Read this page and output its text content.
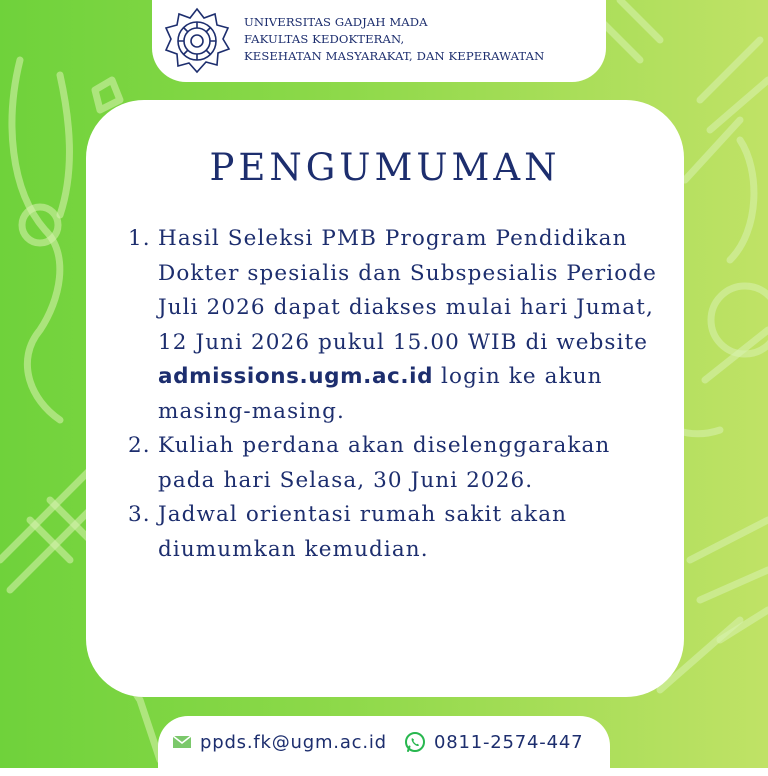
UNIVERSITAS GADJAH MADA
FAKULTAS KEDOKTERAN,
KESEHATAN MASYARAKAT, DAN KEPERAWATAN
PENGUMUMAN
1. Hasil Seleksi PMB Program Pendidikan Dokter spesialis dan Subspesialis Periode Juli 2026 dapat diakses mulai hari Jumat, 12 Juni 2026 pukul 15.00 WIB di website admissions.ugm.ac.id login ke akun masing-masing.
2. Kuliah perdana akan diselenggarakan pada hari Selasa, 30 Juni 2026.
3. Jadwal orientasi rumah sakit akan diumumkan kemudian.
ppds.fk@ugm.ac.id	0811-2574-447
┄┄┄┄┄┄┄┄┄┄
- PROBLEM REQUIREMENTS: Reproduce all of the data exactly, omitting each picture it holds.

- ANSWER FOR THE TASK:
Read this page and output its text content.
UNIVERSITAS GADJAH MADA
FAKULTAS KEDOKTERAN,
KESEHATAN MASYARAKAT, DAN KEPERAWATAN
PENGUMUMAN
1. Hasil Seleksi PMB Program Pendidikan Dokter spesialis dan Subspesialis Periode Juli 2026 dapat diakses mulai hari Jumat, 12 Juni 2026 pukul 15.00 WIB di website admissions.ugm.ac.id login ke akun masing-masing.
2. Kuliah perdana akan diselenggarakan pada hari Selasa, 30 Juni 2026.
3. Jadwal orientasi rumah sakit akan diumumkan kemudian.
ppds.fk@ugm.ac.id	0811-2574-447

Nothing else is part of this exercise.